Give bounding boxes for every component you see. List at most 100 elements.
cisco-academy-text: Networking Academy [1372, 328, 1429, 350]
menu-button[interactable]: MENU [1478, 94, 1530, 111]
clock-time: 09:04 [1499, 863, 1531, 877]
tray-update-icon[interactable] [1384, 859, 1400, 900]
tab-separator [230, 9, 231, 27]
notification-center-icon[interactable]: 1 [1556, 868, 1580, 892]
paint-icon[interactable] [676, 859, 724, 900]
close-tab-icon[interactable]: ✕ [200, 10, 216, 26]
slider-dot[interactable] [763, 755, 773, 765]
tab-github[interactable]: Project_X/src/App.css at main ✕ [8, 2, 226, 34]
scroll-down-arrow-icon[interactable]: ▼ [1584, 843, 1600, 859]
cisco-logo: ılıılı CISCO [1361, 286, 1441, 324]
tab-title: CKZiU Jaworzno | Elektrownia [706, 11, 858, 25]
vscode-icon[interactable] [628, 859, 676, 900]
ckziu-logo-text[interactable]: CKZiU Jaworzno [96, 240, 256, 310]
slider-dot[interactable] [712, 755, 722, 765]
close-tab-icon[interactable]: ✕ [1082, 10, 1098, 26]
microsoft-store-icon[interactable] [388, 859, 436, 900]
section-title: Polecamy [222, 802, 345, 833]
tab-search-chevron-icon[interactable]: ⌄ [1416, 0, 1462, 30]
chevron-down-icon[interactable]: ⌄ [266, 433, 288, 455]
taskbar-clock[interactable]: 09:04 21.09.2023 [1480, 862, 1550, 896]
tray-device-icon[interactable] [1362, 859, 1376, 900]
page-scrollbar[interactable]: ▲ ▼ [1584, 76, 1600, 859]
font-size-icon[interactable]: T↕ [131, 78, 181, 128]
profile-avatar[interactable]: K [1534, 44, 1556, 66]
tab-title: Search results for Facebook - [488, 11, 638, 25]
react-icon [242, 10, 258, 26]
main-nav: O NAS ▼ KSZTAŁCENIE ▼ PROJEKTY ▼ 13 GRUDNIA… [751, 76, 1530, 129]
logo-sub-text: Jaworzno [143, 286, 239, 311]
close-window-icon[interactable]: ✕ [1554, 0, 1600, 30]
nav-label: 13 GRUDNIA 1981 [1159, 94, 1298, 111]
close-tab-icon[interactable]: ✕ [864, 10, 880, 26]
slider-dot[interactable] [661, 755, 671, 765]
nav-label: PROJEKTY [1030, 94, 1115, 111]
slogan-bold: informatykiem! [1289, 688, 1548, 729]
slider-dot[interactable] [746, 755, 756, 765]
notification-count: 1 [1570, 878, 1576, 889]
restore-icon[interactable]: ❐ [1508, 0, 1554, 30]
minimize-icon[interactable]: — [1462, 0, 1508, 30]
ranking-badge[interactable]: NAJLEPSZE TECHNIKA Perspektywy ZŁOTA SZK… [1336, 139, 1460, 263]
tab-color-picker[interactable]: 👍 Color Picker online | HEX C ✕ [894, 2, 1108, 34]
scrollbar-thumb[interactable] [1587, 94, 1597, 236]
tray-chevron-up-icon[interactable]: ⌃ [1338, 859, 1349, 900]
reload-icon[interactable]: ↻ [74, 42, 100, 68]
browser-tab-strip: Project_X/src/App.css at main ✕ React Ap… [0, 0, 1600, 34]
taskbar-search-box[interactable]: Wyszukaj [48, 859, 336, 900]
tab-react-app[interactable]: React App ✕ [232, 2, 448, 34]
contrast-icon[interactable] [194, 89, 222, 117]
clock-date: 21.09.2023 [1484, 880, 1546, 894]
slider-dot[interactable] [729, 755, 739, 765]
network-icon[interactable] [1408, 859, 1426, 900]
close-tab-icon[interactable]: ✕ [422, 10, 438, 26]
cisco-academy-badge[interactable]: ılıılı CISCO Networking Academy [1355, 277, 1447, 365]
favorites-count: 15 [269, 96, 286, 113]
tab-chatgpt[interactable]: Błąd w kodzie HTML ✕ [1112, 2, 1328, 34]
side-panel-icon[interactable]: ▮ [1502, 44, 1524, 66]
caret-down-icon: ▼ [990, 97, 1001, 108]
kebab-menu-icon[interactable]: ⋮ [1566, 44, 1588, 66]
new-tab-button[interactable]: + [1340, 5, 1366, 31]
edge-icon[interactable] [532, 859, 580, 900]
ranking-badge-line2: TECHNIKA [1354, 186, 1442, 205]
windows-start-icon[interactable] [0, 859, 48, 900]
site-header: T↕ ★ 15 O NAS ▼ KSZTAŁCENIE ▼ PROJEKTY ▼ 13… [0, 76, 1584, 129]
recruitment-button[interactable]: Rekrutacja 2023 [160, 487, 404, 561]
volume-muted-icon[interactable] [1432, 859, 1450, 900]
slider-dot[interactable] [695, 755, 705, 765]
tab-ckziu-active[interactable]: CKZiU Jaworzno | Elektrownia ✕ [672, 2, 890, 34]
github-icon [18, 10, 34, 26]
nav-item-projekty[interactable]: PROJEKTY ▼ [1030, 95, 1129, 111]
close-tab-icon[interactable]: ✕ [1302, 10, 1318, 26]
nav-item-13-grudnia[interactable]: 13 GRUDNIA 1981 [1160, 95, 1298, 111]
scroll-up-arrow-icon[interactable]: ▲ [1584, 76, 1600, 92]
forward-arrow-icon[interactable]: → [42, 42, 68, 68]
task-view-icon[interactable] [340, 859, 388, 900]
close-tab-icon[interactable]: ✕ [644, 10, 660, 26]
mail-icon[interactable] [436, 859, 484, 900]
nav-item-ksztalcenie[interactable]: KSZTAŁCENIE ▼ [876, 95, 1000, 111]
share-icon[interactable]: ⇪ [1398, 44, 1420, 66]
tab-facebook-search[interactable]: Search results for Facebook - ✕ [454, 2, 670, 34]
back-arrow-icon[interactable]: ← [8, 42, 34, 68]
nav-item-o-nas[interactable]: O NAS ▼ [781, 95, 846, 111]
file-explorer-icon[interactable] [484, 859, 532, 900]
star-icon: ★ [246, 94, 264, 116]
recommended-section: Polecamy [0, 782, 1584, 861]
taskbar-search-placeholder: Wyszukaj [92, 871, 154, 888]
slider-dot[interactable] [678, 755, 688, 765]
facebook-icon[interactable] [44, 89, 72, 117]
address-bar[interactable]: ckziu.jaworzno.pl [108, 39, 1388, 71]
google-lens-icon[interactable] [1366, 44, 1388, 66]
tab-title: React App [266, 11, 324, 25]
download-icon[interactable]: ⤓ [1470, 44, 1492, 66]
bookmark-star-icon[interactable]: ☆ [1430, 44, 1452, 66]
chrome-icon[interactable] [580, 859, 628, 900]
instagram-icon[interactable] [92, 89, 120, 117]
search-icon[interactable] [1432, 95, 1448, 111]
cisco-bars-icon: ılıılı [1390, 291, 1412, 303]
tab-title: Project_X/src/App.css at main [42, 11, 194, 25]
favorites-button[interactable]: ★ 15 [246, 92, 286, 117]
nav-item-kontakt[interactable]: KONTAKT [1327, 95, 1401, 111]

* * * * * * *

EXERCISE TASK
Print every item above again, line for line, without changing a single character.

COMPLETE ANSWER
Give bounding boxes for every component you see. List at most 100 elements.
cisco-academy-text: Networking Academy [1372, 328, 1429, 350]
menu-button[interactable]: MENU [1478, 94, 1530, 111]
clock-time: 09:04 [1499, 863, 1531, 877]
tray-update-icon[interactable] [1384, 859, 1400, 900]
tab-separator [230, 9, 231, 27]
notification-center-icon[interactable]: 1 [1556, 868, 1580, 892]
paint-icon[interactable] [676, 859, 724, 900]
close-tab-icon[interactable]: ✕ [200, 10, 216, 26]
slider-dot[interactable] [763, 755, 773, 765]
tab-github[interactable]: Project_X/src/App.css at main ✕ [8, 2, 226, 34]
scroll-down-arrow-icon[interactable]: ▼ [1584, 843, 1600, 859]
cisco-logo: ılıılı CISCO [1361, 286, 1441, 324]
tab-title: CKZiU Jaworzno | Elektrownia [706, 11, 858, 25]
vscode-icon[interactable] [628, 859, 676, 900]
ckziu-logo-text[interactable]: CKZiU Jaworzno [96, 240, 256, 310]
slider-dot[interactable] [712, 755, 722, 765]
close-tab-icon[interactable]: ✕ [1082, 10, 1098, 26]
microsoft-store-icon[interactable] [388, 859, 436, 900]
section-title: Polecamy [222, 802, 345, 833]
tab-search-chevron-icon[interactable]: ⌄ [1416, 0, 1462, 30]
chevron-down-icon[interactable]: ⌄ [266, 433, 288, 455]
taskbar-clock[interactable]: 09:04 21.09.2023 [1480, 862, 1550, 896]
tray-device-icon[interactable] [1362, 859, 1376, 900]
page-scrollbar[interactable]: ▲ ▼ [1584, 76, 1600, 859]
font-size-icon[interactable]: T↕ [131, 78, 181, 128]
profile-avatar[interactable]: K [1534, 44, 1556, 66]
tab-title: Search results for Facebook - [488, 11, 638, 25]
react-icon [242, 10, 258, 26]
main-nav: O NAS ▼ KSZTAŁCENIE ▼ PROJEKTY ▼ 13 GRUDNIA… [751, 76, 1530, 129]
logo-sub-text: Jaworzno [143, 286, 239, 311]
close-window-icon[interactable]: ✕ [1554, 0, 1600, 30]
nav-label: 13 GRUDNIA 1981 [1159, 94, 1298, 111]
close-tab-icon[interactable]: ✕ [864, 10, 880, 26]
slider-dot[interactable] [661, 755, 671, 765]
nav-label: PROJEKTY [1030, 94, 1115, 111]
slogan-bold: informatykiem! [1289, 688, 1548, 729]
slider-dot[interactable] [746, 755, 756, 765]
notification-count: 1 [1570, 878, 1576, 889]
restore-icon[interactable]: ❐ [1508, 0, 1554, 30]
minimize-icon[interactable]: — [1462, 0, 1508, 30]
ranking-badge[interactable]: NAJLEPSZE TECHNIKA Perspektywy ZŁOTA SZK… [1336, 139, 1460, 263]
tab-color-picker[interactable]: 👍 Color Picker online | HEX C ✕ [894, 2, 1108, 34]
scrollbar-thumb[interactable] [1587, 94, 1597, 236]
tray-chevron-up-icon[interactable]: ⌃ [1338, 859, 1349, 900]
reload-icon[interactable]: ↻ [74, 42, 100, 68]
browser-tab-strip: Project_X/src/App.css at main ✕ React Ap… [0, 0, 1600, 34]
taskbar-search-box[interactable]: Wyszukaj [48, 859, 336, 900]
tab-react-app[interactable]: React App ✕ [232, 2, 448, 34]
contrast-icon[interactable] [194, 89, 222, 117]
clock-date: 21.09.2023 [1484, 880, 1546, 894]
slider-dot[interactable] [729, 755, 739, 765]
network-icon[interactable] [1408, 859, 1426, 900]
close-tab-icon[interactable]: ✕ [422, 10, 438, 26]
cisco-academy-badge[interactable]: ılıılı CISCO Networking Academy [1355, 277, 1447, 365]
favorites-count: 15 [269, 96, 286, 113]
tab-chatgpt[interactable]: Błąd w kodzie HTML ✕ [1112, 2, 1328, 34]
side-panel-icon[interactable]: ▮ [1502, 44, 1524, 66]
caret-down-icon: ▼ [990, 97, 1001, 108]
kebab-menu-icon[interactable]: ⋮ [1566, 44, 1588, 66]
new-tab-button[interactable]: + [1340, 5, 1366, 31]
edge-icon[interactable] [532, 859, 580, 900]
ranking-badge-line2: TECHNIKA [1354, 186, 1442, 205]
windows-start-icon[interactable] [0, 859, 48, 900]
site-header: T↕ ★ 15 O NAS ▼ KSZTAŁCENIE ▼ PROJEKTY ▼ 13… [0, 76, 1584, 129]
recruitment-button[interactable]: Rekrutacja 2023 [160, 487, 404, 561]
volume-muted-icon[interactable] [1432, 859, 1450, 900]
slider-dot[interactable] [695, 755, 705, 765]
tab-ckziu-active[interactable]: CKZiU Jaworzno | Elektrownia ✕ [672, 2, 890, 34]
github-icon [18, 10, 34, 26]
nav-item-projekty[interactable]: PROJEKTY ▼ [1030, 95, 1129, 111]
close-tab-icon[interactable]: ✕ [1302, 10, 1318, 26]
nav-item-13-grudnia[interactable]: 13 GRUDNIA 1981 [1160, 95, 1298, 111]
scroll-up-arrow-icon[interactable]: ▲ [1584, 76, 1600, 92]
forward-arrow-icon[interactable]: → [42, 42, 68, 68]
task-view-icon[interactable] [340, 859, 388, 900]
close-tab-icon[interactable]: ✕ [644, 10, 660, 26]
mail-icon[interactable] [436, 859, 484, 900]
nav-item-ksztalcenie[interactable]: KSZTAŁCENIE ▼ [876, 95, 1000, 111]
share-icon[interactable]: ⇪ [1398, 44, 1420, 66]
tab-facebook-search[interactable]: Search results for Facebook - ✕ [454, 2, 670, 34]
back-arrow-icon[interactable]: ← [8, 42, 34, 68]
nav-item-o-nas[interactable]: O NAS ▼ [781, 95, 846, 111]
file-explorer-icon[interactable] [484, 859, 532, 900]
star-icon: ★ [246, 94, 264, 116]
recommended-section: Polecamy [0, 782, 1584, 861]
taskbar-search-placeholder: Wyszukaj [92, 871, 154, 888]
slider-dot[interactable] [678, 755, 688, 765]
facebook-icon[interactable] [44, 89, 72, 117]
address-bar[interactable]: ckziu.jaworzno.pl [108, 39, 1388, 71]
google-lens-icon[interactable] [1366, 44, 1388, 66]
tab-title: React App [266, 11, 324, 25]
download-icon[interactable]: ⤓ [1470, 44, 1492, 66]
bookmark-star-icon[interactable]: ☆ [1430, 44, 1452, 66]
chrome-icon[interactable] [580, 859, 628, 900]
instagram-icon[interactable] [92, 89, 120, 117]
search-icon[interactable] [1432, 95, 1448, 111]
cisco-bars-icon: ılıılı [1390, 291, 1412, 303]
tab-title: Project_X/src/App.css at main [42, 11, 194, 25]
favorites-button[interactable]: ★ 15 [246, 92, 286, 117]
nav-item-kontakt[interactable]: KONTAKT [1327, 95, 1401, 111]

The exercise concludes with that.